[START DATA ROWS]
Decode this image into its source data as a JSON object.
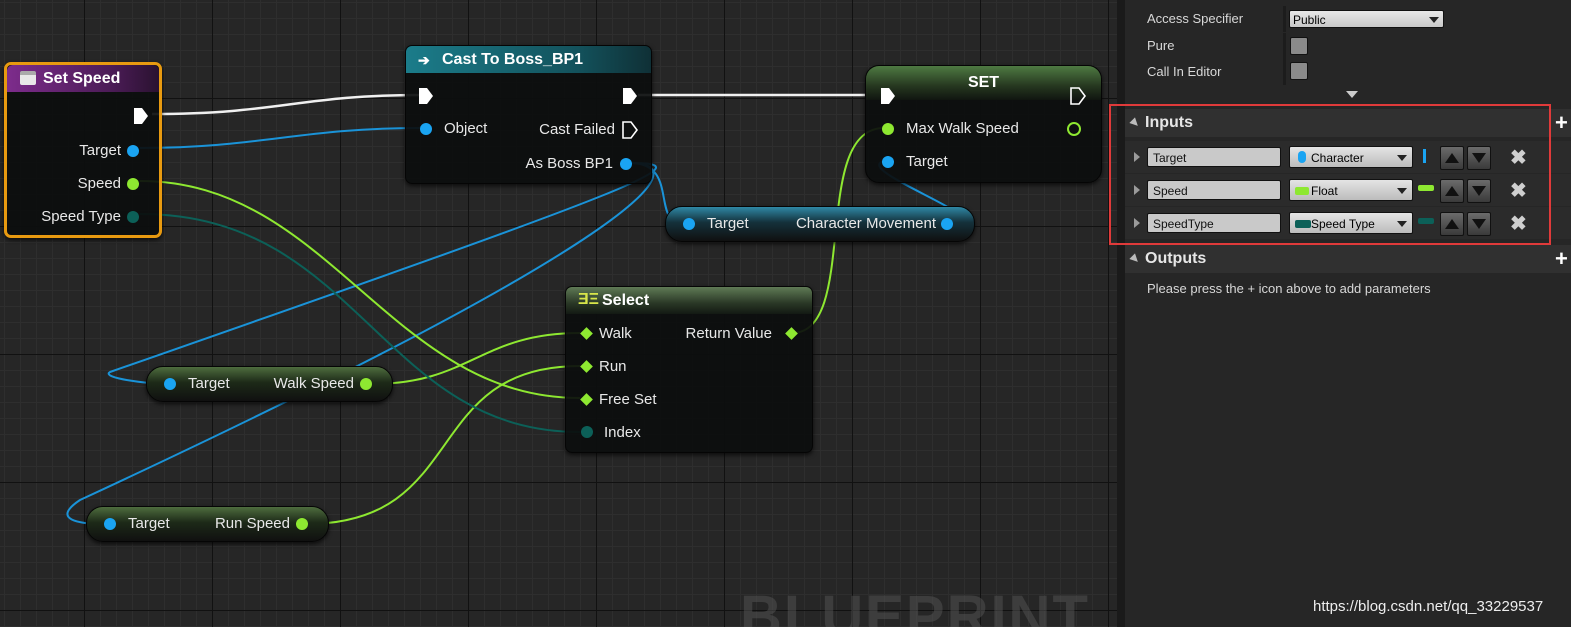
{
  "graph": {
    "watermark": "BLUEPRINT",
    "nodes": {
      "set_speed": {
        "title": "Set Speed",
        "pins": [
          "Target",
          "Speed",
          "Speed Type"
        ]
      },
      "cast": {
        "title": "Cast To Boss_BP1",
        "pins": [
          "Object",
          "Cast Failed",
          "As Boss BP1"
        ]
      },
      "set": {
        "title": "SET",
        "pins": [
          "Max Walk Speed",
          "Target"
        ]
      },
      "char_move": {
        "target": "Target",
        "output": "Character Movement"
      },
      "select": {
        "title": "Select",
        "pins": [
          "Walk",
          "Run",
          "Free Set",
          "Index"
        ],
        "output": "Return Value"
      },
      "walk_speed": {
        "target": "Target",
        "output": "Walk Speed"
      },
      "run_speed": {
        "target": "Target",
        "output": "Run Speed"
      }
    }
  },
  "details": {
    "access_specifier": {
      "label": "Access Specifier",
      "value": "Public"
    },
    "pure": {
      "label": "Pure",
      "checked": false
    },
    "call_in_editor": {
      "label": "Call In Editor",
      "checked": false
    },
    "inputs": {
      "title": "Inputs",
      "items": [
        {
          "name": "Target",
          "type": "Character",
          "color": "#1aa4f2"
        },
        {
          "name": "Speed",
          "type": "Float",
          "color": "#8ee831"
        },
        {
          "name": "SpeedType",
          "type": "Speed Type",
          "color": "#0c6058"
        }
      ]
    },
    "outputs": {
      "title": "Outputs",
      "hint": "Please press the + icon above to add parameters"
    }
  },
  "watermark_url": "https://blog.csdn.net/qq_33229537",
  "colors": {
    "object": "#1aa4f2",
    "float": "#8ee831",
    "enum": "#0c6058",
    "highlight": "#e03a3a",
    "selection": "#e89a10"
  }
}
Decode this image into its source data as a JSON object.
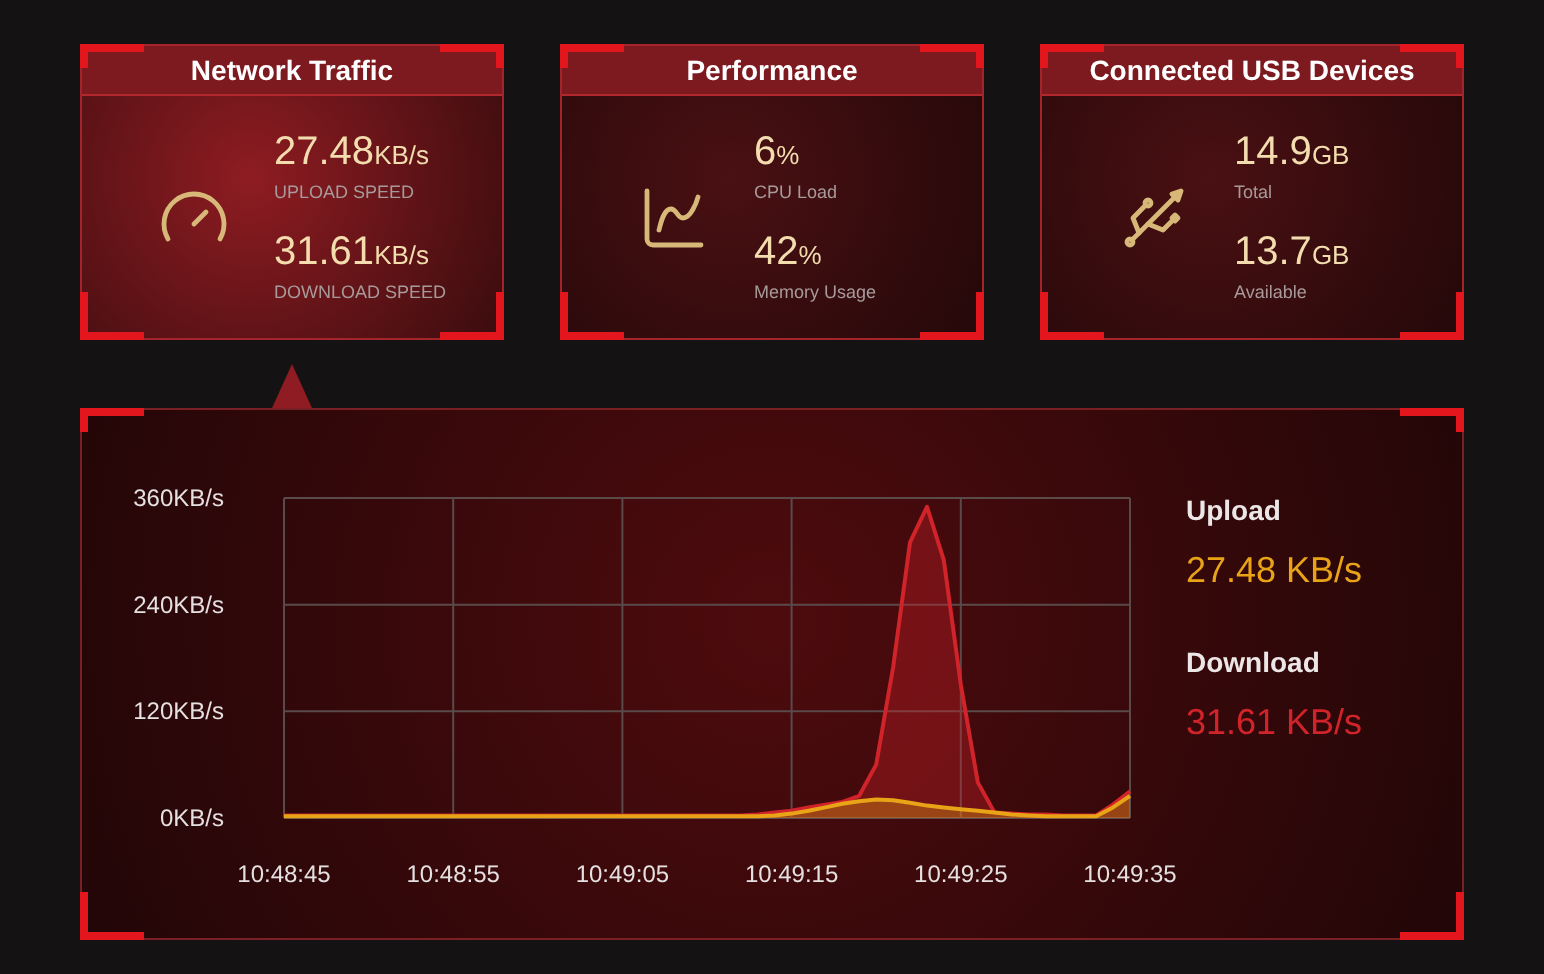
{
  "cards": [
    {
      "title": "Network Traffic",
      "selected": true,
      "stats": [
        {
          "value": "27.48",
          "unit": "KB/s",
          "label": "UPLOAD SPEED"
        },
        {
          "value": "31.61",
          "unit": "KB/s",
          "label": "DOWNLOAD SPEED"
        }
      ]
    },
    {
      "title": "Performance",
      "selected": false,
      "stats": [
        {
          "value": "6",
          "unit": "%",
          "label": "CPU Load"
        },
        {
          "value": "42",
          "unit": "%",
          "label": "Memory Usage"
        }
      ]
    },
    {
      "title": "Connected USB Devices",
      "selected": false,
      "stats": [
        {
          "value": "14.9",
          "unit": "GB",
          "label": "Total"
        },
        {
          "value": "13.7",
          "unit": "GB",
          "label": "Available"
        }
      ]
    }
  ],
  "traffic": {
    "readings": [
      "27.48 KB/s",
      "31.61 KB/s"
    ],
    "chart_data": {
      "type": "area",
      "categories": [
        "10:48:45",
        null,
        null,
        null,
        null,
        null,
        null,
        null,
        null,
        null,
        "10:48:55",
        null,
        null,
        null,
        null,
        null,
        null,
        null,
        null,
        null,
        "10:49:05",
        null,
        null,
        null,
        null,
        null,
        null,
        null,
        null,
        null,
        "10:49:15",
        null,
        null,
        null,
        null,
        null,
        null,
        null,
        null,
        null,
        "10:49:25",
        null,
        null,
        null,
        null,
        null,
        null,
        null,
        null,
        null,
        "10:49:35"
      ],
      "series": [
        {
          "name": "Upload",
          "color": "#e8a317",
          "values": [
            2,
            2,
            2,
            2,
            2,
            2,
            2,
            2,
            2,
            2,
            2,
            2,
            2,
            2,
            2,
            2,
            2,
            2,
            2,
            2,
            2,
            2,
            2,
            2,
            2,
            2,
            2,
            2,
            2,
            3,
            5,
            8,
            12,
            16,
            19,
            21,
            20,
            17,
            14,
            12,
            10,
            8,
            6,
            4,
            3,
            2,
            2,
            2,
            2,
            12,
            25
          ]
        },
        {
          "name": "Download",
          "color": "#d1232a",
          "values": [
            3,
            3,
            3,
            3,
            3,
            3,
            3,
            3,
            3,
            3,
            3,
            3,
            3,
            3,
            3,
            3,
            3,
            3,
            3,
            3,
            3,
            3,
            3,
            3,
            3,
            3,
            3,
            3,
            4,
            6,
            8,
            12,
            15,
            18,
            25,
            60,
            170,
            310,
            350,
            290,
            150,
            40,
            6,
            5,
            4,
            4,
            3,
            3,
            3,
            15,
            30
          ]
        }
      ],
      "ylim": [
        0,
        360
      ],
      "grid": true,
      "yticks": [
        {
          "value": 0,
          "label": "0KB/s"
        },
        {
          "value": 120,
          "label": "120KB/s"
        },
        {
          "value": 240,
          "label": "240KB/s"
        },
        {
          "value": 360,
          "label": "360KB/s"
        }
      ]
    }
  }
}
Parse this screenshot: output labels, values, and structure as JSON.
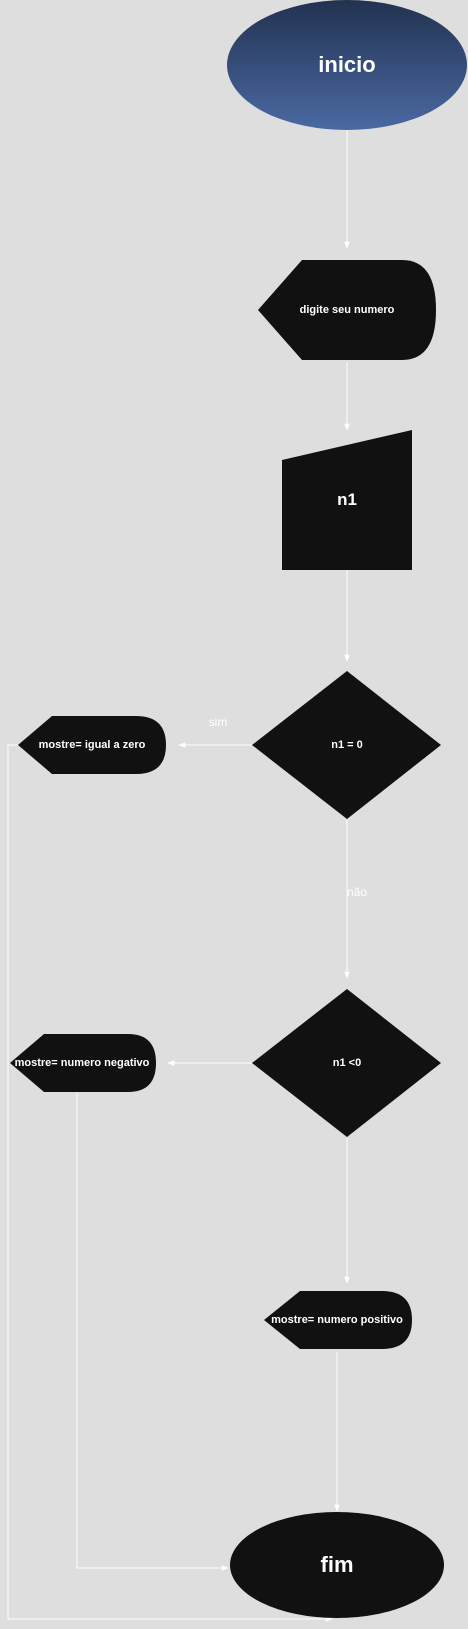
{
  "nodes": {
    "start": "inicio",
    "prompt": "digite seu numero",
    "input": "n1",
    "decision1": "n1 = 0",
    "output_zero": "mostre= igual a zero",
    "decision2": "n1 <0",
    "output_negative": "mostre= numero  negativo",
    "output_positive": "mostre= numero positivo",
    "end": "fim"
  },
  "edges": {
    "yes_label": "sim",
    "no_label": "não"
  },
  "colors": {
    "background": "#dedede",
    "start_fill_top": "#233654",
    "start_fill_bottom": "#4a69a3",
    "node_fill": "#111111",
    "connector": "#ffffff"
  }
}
[END DATA ROWS]
--- YOUR GOAL ---
Repeat the material above verbatim, with no pictures in the output.

--- EXERCISE RESPONSE ---
Decode this image into its source data as a JSON object.
{
  "graph": {
    "watermark": "BLUEPRINT",
    "nodes": {
      "set_speed": {
        "title": "Set Speed",
        "pins": [
          "Target",
          "Speed",
          "Speed Type"
        ]
      },
      "cast": {
        "title": "Cast To Boss_BP1",
        "pins": [
          "Object",
          "Cast Failed",
          "As Boss BP1"
        ]
      },
      "set": {
        "title": "SET",
        "pins": [
          "Max Walk Speed",
          "Target"
        ]
      },
      "char_move": {
        "target": "Target",
        "output": "Character Movement"
      },
      "select": {
        "title": "Select",
        "pins": [
          "Walk",
          "Run",
          "Free Set",
          "Index"
        ],
        "output": "Return Value"
      },
      "walk_speed": {
        "target": "Target",
        "output": "Walk Speed"
      },
      "run_speed": {
        "target": "Target",
        "output": "Run Speed"
      }
    }
  },
  "details": {
    "access_specifier": {
      "label": "Access Specifier",
      "value": "Public"
    },
    "pure": {
      "label": "Pure",
      "checked": false
    },
    "call_in_editor": {
      "label": "Call In Editor",
      "checked": false
    },
    "inputs": {
      "title": "Inputs",
      "items": [
        {
          "name": "Target",
          "type": "Character",
          "color": "#1aa4f2"
        },
        {
          "name": "Speed",
          "type": "Float",
          "color": "#8ee831"
        },
        {
          "name": "SpeedType",
          "type": "Speed Type",
          "color": "#0c6058"
        }
      ]
    },
    "outputs": {
      "title": "Outputs",
      "hint": "Please press the + icon above to add parameters"
    }
  },
  "watermark_url": "https://blog.csdn.net/qq_33229537",
  "colors": {
    "object": "#1aa4f2",
    "float": "#8ee831",
    "enum": "#0c6058",
    "highlight": "#e03a3a",
    "selection": "#e89a10"
  }
}
Decode this image into its source data as a JSON object.
{
  "cards": [
    {
      "title": "Network Traffic",
      "selected": true,
      "stats": [
        {
          "value": "27.48",
          "unit": "KB/s",
          "label": "UPLOAD SPEED"
        },
        {
          "value": "31.61",
          "unit": "KB/s",
          "label": "DOWNLOAD SPEED"
        }
      ]
    },
    {
      "title": "Performance",
      "selected": false,
      "stats": [
        {
          "value": "6",
          "unit": "%",
          "label": "CPU Load"
        },
        {
          "value": "42",
          "unit": "%",
          "label": "Memory Usage"
        }
      ]
    },
    {
      "title": "Connected USB Devices",
      "selected": false,
      "stats": [
        {
          "value": "14.9",
          "unit": "GB",
          "label": "Total"
        },
        {
          "value": "13.7",
          "unit": "GB",
          "label": "Available"
        }
      ]
    }
  ],
  "traffic": {
    "readings": [
      "27.48 KB/s",
      "31.61 KB/s"
    ],
    "chart_data": {
      "type": "area",
      "categories": [
        "10:48:45",
        null,
        null,
        null,
        null,
        null,
        null,
        null,
        null,
        null,
        "10:48:55",
        null,
        null,
        null,
        null,
        null,
        null,
        null,
        null,
        null,
        "10:49:05",
        null,
        null,
        null,
        null,
        null,
        null,
        null,
        null,
        null,
        "10:49:15",
        null,
        null,
        null,
        null,
        null,
        null,
        null,
        null,
        null,
        "10:49:25",
        null,
        null,
        null,
        null,
        null,
        null,
        null,
        null,
        null,
        "10:49:35"
      ],
      "series": [
        {
          "name": "Upload",
          "color": "#e8a317",
          "values": [
            2,
            2,
            2,
            2,
            2,
            2,
            2,
            2,
            2,
            2,
            2,
            2,
            2,
            2,
            2,
            2,
            2,
            2,
            2,
            2,
            2,
            2,
            2,
            2,
            2,
            2,
            2,
            2,
            2,
            3,
            5,
            8,
            12,
            16,
            19,
            21,
            20,
            17,
            14,
            12,
            10,
            8,
            6,
            4,
            3,
            2,
            2,
            2,
            2,
            12,
            25
          ]
        },
        {
          "name": "Download",
          "color": "#d1232a",
          "values": [
            3,
            3,
            3,
            3,
            3,
            3,
            3,
            3,
            3,
            3,
            3,
            3,
            3,
            3,
            3,
            3,
            3,
            3,
            3,
            3,
            3,
            3,
            3,
            3,
            3,
            3,
            3,
            3,
            4,
            6,
            8,
            12,
            15,
            18,
            25,
            60,
            170,
            310,
            350,
            290,
            150,
            40,
            6,
            5,
            4,
            4,
            3,
            3,
            3,
            15,
            30
          ]
        }
      ],
      "ylim": [
        0,
        360
      ],
      "grid": true,
      "yticks": [
        {
          "value": 0,
          "label": "0KB/s"
        },
        {
          "value": 120,
          "label": "120KB/s"
        },
        {
          "value": 240,
          "label": "240KB/s"
        },
        {
          "value": 360,
          "label": "360KB/s"
        }
      ]
    }
  }
}
Parse this screenshot: output labels, values, and structure as JSON.
{
  "nodes": {
    "start": "inicio",
    "prompt": "digite seu numero",
    "input": "n1",
    "decision1": "n1 = 0",
    "output_zero": "mostre= igual a zero",
    "decision2": "n1 <0",
    "output_negative": "mostre= numero  negativo",
    "output_positive": "mostre= numero positivo",
    "end": "fim"
  },
  "edges": {
    "yes_label": "sim",
    "no_label": "não"
  },
  "colors": {
    "background": "#dedede",
    "start_fill_top": "#233654",
    "start_fill_bottom": "#4a69a3",
    "node_fill": "#111111",
    "connector": "#ffffff"
  }
}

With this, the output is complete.